Provided data
begin
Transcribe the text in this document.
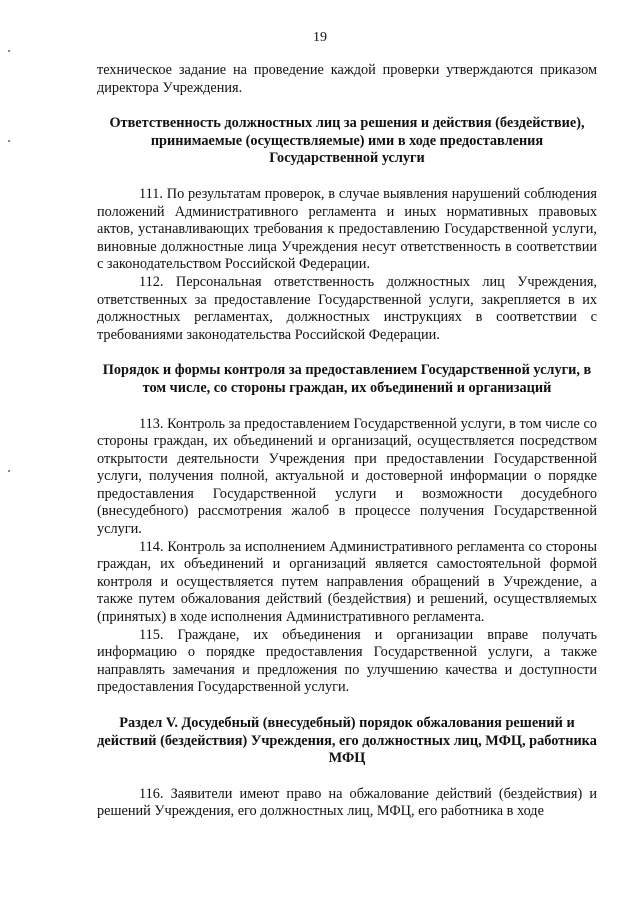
19

техническое задание на проведение каждой проверки утверждаются приказом директора Учреждения.

Ответственность должностных лиц за решения и действия (бездействие), принимаемые (осуществляемые) ими в ходе предоставления Государственной услуги

111. По результатам проверок, в случае выявления нарушений соблюдения положений Административного регламента и иных нормативных правовых актов, устанавливающих требования к предоставлению Государственной услуги, виновные должностные лица Учреждения несут ответственность в соответствии с законодательством Российской Федерации.

112. Персональная ответственность должностных лиц Учреждения, ответственных за предоставление Государственной услуги, закрепляется в их должностных регламентах, должностных инструкциях в соответствии с требованиями законодательства Российской Федерации.

Порядок и формы контроля за предоставлением Государственной услуги, в том числе, со стороны граждан, их объединений и организаций

113. Контроль за предоставлением Государственной услуги, в том числе со стороны граждан, их объединений и организаций, осуществляется посредством открытости деятельности Учреждения при предоставлении Государственной услуги, получения полной, актуальной и достоверной информации о порядке предоставления Государственной услуги и возможности досудебного (внесудебного) рассмотрения жалоб в процессе получения Государственной услуги.

114. Контроль за исполнением Административного регламента со стороны граждан, их объединений и организаций является самостоятельной формой контроля и осуществляется путем направления обращений в Учреждение, а также путем обжалования действий (бездействия) и решений, осуществляемых (принятых) в ходе исполнения Административного регламента.

115. Граждане, их объединения и организации вправе получать информацию о порядке предоставления Государственной услуги, а также направлять замечания и предложения по улучшению качества и доступности предоставления Государственной услуги.

Раздел V. Досудебный (внесудебный) порядок обжалования решений и действий (бездействия) Учреждения, его должностных лиц, МФЦ, работника МФЦ

116. Заявители имеют право на обжалование действий (бездействия) и решений Учреждения, его должностных лиц, МФЦ, его работника в ходе
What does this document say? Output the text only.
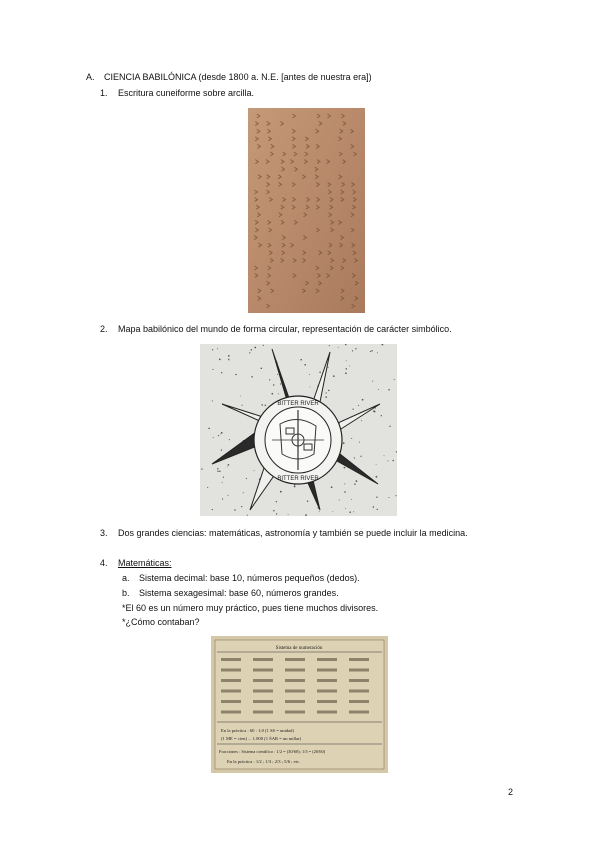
A. CIENCIA BABILÓNICA (desde 1800 a. N.E. [antes de nuestra era])
1. Escritura cuneiforme sobre arcilla.
2. Mapa babilónico del mundo de forma circular, representación de carácter simbólico.
BITTER RIVER
BITTER RIVER
3. Dos grandes ciencias: matemáticas, astronomía y también se puede incluir la medicina.
4. Matemáticas:
a. Sistema decimal: base 10, números pequeños (dedos).
b. Sistema sexagesimal: base 60, números grandes.
*El 60 es un número muy práctico, pues tiene muchos divisores.
*¿Cómo contaban?
Sistema de numeración
En la práctica : 60 : 1;0 (1 SS = unidad)
(1 ME = cien) ... 1.000 (1 ŠAR = un millar)
Fracciones : Sistema científico : 1/2 = (30/60); 1/3 = (20/60)
En la práctica : 1/2 ; 1/3 ; 2/3 ; 5/6 ; etc.
2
end
The task
Your task is to retype the lines running from the one that contains "What does this" through the end of the records, and nothing else. Pictures are not part of the copy.

Full response
What does this document say? Output the text only.
A. CIENCIA BABILÓNICA (desde 1800 a. N.E. [antes de nuestra era])
1. Escritura cuneiforme sobre arcilla.
2. Mapa babilónico del mundo de forma circular, representación de carácter simbólico.
BITTER RIVER
BITTER RIVER
3. Dos grandes ciencias: matemáticas, astronomía y también se puede incluir la medicina.
4. Matemáticas:
a. Sistema decimal: base 10, números pequeños (dedos).
b. Sistema sexagesimal: base 60, números grandes.
*El 60 es un número muy práctico, pues tiene muchos divisores.
*¿Cómo contaban?
Sistema de numeración
En la práctica : 60 : 1;0 (1 SS = unidad)
(1 ME = cien) ... 1.000 (1 ŠAR = un millar)
Fracciones : Sistema científico : 1/2 = (30/60); 1/3 = (20/60)
En la práctica : 1/2 ; 1/3 ; 2/3 ; 5/6 ; etc.
2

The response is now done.